■ Given request: Print all entries precisely as they are written.

■ Supplied material:
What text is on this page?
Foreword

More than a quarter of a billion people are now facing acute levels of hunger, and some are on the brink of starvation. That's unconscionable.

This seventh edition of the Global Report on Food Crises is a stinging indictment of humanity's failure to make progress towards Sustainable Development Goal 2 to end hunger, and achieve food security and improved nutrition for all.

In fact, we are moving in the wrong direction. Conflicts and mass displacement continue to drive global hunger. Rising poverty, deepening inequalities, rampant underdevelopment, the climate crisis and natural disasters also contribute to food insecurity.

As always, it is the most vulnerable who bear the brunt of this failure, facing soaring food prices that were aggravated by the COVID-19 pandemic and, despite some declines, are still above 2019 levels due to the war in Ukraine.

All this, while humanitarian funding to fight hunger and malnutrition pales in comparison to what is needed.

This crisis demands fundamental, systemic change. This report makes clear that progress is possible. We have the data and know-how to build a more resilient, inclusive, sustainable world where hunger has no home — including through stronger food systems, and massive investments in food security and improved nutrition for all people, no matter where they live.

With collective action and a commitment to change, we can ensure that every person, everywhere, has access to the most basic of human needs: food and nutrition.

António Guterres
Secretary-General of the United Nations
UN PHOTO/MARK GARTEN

■ Output of the exercise:
What text is on this page?
Foreword

More than a quarter of a billion people are now facing acute levels of hunger, and some are on the brink of starvation. That's unconscionable.

This seventh edition of the Global Report on Food Crises is a stinging indictment of humanity's failure to make progress towards Sustainable Development Goal 2 to end hunger, and achieve food security and improved nutrition for all.

In fact, we are moving in the wrong direction. Conflicts and mass displacement continue to drive global hunger. Rising poverty, deepening inequalities, rampant underdevelopment, the climate crisis and natural disasters also contribute to food insecurity.

As always, it is the most vulnerable who bear the brunt of this failure, facing soaring food prices that were aggravated by the COVID-19 pandemic and, despite some declines, are still above 2019 levels due to the war in Ukraine.

All this, while humanitarian funding to fight hunger and malnutrition pales in comparison to what is needed.

This crisis demands fundamental, systemic change. This report makes clear that progress is possible. We have the data and know-how to build a more resilient, inclusive, sustainable world where hunger has no home — including through stronger food systems, and massive investments in food security and improved nutrition for all people, no matter where they live.

With collective action and a commitment to change, we can ensure that every person, everywhere, has access to the most basic of human needs: food and nutrition.

António Guterres
Secretary-General of the United Nations
UN PHOTO/MARK GARTEN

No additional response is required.